● **Required work**: Assemble all lines in which the string "Stability" appears.

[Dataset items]
□ □ □ □ □ □ □
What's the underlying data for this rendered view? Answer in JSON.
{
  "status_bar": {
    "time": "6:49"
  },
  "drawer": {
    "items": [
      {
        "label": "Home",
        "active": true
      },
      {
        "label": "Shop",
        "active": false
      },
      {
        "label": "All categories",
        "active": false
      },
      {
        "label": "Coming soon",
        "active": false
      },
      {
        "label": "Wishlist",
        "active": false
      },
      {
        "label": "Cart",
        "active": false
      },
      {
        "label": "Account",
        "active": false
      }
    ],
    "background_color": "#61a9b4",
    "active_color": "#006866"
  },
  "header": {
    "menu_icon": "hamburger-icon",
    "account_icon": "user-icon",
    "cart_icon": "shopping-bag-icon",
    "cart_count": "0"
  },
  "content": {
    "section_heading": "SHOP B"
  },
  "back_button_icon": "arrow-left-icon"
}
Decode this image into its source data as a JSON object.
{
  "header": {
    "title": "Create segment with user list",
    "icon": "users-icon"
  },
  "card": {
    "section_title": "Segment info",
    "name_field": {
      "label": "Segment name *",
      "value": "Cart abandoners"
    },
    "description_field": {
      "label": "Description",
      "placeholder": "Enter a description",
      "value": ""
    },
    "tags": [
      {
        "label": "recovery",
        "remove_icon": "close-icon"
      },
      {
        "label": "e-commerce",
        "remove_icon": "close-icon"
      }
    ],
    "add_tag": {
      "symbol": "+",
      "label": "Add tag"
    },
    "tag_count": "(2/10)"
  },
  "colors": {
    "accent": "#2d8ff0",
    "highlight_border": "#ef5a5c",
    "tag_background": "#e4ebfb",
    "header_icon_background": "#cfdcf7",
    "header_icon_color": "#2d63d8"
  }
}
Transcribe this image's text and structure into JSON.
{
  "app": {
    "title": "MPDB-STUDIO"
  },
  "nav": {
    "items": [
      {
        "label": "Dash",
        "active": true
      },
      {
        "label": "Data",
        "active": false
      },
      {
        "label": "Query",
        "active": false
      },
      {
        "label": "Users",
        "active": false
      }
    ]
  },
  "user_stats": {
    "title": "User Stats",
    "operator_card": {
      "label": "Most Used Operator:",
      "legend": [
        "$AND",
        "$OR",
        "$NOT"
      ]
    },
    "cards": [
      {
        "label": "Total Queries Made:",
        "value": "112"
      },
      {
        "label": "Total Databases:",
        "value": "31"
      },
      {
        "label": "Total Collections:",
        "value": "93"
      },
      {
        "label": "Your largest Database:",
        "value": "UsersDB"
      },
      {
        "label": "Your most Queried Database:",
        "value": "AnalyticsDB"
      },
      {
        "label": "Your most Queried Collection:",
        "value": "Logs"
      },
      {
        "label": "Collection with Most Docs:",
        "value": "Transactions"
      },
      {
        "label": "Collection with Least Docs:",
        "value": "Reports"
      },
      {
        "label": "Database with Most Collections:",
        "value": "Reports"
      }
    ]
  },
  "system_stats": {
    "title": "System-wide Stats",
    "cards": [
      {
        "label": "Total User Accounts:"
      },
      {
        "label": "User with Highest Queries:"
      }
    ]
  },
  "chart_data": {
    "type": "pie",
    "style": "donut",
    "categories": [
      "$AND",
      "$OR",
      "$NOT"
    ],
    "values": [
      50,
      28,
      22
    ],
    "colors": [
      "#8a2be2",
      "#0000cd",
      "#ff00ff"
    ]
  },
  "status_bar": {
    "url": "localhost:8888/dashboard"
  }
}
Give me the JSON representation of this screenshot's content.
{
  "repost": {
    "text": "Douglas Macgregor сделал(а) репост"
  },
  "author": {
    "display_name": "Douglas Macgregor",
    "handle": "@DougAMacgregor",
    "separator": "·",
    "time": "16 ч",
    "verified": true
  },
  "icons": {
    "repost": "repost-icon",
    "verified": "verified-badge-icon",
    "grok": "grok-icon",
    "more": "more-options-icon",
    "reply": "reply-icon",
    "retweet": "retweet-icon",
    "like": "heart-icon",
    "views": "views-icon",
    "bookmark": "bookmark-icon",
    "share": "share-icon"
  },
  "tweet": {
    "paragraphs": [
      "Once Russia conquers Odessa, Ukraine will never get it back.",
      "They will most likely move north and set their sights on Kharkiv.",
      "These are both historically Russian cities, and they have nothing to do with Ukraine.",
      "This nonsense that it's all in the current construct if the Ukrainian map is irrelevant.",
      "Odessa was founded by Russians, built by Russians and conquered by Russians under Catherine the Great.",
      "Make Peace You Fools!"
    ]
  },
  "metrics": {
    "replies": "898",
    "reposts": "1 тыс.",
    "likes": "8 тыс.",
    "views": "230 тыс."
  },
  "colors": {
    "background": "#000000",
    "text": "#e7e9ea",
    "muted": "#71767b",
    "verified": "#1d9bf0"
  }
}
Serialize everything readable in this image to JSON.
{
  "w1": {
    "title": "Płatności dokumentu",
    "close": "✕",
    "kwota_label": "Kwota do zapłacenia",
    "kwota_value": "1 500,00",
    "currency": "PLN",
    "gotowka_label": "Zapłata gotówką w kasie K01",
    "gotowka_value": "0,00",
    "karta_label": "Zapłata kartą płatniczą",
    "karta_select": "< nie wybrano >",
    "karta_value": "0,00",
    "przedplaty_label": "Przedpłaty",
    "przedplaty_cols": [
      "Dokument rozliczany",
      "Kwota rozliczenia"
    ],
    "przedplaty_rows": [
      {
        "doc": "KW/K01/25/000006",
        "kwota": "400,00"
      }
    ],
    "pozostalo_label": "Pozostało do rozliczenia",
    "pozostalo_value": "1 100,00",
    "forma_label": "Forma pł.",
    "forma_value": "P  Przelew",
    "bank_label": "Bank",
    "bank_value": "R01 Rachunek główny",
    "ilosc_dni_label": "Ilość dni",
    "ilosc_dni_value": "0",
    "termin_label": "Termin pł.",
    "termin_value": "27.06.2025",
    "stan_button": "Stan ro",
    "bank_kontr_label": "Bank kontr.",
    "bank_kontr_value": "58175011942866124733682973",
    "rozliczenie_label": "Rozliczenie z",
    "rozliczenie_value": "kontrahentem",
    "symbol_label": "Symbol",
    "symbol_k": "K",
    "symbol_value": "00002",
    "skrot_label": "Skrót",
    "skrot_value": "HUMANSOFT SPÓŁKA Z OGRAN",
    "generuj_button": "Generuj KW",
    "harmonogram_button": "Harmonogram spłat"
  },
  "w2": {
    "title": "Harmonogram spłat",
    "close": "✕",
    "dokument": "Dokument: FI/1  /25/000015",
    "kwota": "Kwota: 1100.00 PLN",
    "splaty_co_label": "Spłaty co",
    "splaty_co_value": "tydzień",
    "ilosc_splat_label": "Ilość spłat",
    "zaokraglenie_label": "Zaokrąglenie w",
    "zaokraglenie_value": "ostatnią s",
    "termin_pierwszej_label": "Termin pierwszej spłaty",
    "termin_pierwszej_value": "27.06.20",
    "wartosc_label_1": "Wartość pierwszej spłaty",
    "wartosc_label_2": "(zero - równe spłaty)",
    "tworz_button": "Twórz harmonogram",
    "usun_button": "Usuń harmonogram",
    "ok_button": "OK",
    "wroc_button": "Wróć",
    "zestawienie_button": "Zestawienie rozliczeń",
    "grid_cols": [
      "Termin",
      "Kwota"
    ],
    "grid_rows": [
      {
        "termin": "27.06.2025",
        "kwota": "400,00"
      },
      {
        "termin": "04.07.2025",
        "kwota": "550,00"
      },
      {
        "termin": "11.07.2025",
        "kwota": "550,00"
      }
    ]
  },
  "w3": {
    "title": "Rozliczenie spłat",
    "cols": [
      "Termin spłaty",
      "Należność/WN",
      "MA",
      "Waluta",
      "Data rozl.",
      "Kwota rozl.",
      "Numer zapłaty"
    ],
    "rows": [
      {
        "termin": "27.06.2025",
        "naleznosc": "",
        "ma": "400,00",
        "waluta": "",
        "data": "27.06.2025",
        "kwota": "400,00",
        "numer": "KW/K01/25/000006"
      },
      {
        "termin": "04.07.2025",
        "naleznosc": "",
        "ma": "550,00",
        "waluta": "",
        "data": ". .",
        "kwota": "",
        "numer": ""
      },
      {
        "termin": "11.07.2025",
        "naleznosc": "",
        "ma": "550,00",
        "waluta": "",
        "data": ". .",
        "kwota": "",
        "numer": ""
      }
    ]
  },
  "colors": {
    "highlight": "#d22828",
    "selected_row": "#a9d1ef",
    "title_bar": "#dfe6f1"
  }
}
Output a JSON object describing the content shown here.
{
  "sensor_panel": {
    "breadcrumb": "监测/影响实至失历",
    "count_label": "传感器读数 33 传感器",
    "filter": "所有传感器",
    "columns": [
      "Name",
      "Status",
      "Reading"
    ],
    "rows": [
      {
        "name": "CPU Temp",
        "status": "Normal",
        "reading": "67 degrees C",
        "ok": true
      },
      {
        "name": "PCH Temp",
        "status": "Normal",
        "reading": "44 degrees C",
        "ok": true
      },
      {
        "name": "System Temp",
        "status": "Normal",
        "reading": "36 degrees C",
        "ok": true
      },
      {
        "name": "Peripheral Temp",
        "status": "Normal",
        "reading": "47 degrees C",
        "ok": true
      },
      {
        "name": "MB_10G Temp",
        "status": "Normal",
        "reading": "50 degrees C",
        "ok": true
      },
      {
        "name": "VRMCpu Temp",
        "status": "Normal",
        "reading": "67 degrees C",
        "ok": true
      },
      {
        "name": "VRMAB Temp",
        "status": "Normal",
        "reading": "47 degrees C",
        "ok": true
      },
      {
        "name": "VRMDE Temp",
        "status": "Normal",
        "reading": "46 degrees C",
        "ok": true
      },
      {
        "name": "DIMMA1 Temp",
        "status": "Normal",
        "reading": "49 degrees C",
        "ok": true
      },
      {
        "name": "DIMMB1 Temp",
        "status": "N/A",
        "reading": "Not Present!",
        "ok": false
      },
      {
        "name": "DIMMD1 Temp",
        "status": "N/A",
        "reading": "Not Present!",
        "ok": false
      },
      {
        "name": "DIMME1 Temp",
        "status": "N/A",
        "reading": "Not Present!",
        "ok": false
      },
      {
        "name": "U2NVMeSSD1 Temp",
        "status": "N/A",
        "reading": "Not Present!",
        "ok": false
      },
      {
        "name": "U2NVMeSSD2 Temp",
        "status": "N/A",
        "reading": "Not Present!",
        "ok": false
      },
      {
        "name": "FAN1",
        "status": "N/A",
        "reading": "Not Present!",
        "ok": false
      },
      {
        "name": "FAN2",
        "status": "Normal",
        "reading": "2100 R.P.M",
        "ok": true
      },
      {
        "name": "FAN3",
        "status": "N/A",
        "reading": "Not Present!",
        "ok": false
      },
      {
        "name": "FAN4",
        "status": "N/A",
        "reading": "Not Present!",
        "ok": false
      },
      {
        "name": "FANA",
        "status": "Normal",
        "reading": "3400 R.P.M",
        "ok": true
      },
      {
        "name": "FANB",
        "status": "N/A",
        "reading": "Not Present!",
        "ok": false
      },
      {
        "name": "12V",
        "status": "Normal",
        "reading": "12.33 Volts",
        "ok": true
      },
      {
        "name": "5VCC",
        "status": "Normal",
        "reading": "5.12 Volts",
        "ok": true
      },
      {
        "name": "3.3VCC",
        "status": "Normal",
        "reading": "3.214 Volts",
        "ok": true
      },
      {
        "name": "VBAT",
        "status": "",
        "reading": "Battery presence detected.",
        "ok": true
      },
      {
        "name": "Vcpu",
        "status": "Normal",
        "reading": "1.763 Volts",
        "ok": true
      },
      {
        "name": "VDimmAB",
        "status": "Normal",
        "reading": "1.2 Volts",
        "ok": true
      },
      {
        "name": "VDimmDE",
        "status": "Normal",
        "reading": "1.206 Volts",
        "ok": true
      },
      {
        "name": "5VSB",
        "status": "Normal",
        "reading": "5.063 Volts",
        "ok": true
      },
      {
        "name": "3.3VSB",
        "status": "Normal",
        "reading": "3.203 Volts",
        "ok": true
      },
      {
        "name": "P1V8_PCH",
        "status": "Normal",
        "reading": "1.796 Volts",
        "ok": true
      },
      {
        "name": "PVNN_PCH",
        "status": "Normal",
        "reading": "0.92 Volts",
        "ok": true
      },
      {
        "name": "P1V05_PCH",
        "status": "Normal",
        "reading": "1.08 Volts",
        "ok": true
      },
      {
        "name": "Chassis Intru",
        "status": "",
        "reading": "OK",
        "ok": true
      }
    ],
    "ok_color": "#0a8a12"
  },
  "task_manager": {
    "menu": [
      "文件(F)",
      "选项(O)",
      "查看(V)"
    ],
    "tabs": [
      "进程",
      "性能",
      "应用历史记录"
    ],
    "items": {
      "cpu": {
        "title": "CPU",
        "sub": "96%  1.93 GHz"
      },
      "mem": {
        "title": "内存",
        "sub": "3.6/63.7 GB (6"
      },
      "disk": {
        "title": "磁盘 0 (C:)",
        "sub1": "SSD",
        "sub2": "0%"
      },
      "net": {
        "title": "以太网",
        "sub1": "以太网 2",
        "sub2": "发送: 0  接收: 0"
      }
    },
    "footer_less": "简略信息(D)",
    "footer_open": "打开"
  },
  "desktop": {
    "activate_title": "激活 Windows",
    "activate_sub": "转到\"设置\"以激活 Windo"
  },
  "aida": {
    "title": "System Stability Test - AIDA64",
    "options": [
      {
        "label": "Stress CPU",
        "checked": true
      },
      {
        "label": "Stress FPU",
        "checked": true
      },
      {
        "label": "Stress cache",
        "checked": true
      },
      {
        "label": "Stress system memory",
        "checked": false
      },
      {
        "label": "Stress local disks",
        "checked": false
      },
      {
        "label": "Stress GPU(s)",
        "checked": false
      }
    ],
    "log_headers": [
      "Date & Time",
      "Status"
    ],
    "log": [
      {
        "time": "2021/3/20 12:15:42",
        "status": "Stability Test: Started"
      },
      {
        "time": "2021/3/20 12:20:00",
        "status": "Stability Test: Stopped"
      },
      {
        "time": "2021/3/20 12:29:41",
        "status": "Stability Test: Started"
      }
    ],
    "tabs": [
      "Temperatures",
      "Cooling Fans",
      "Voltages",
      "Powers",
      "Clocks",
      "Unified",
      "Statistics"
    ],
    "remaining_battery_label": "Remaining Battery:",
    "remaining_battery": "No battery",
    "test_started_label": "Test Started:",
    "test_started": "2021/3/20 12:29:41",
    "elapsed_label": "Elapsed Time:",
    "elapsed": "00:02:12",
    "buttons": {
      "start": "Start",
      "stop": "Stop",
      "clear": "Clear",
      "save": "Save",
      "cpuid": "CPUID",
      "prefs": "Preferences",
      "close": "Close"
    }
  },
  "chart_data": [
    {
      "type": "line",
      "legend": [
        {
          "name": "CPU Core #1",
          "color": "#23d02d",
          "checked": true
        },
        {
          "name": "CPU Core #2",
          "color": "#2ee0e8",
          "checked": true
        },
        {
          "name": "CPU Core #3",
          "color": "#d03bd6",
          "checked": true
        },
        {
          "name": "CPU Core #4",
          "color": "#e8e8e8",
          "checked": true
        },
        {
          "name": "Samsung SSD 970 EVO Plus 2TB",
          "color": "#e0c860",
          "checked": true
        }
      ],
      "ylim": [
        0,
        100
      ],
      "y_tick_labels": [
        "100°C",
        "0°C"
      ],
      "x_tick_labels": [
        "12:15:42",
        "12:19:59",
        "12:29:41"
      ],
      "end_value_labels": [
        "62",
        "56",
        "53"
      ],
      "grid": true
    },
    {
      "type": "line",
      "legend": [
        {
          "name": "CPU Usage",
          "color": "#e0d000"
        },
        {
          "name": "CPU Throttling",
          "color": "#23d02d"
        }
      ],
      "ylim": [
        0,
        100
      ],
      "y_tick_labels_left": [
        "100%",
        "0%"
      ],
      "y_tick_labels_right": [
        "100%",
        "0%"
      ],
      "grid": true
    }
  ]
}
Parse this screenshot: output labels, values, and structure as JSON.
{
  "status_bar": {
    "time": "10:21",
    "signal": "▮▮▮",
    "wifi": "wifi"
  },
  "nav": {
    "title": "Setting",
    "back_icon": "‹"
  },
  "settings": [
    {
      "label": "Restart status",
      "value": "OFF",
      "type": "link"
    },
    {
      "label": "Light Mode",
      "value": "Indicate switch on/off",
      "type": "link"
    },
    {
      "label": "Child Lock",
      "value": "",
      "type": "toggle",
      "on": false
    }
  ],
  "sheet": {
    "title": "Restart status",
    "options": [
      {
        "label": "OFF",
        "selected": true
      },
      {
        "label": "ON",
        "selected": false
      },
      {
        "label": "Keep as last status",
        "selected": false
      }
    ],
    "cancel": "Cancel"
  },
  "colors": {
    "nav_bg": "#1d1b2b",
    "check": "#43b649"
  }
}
□ □ □ □ □ □ □
● **Answer to the task**:
    "title": "System Stability Test - AIDA64",
        "status": "Stability Test: Started"
        "status": "Stability Test: Stopped"
        "status": "Stability Test: Started"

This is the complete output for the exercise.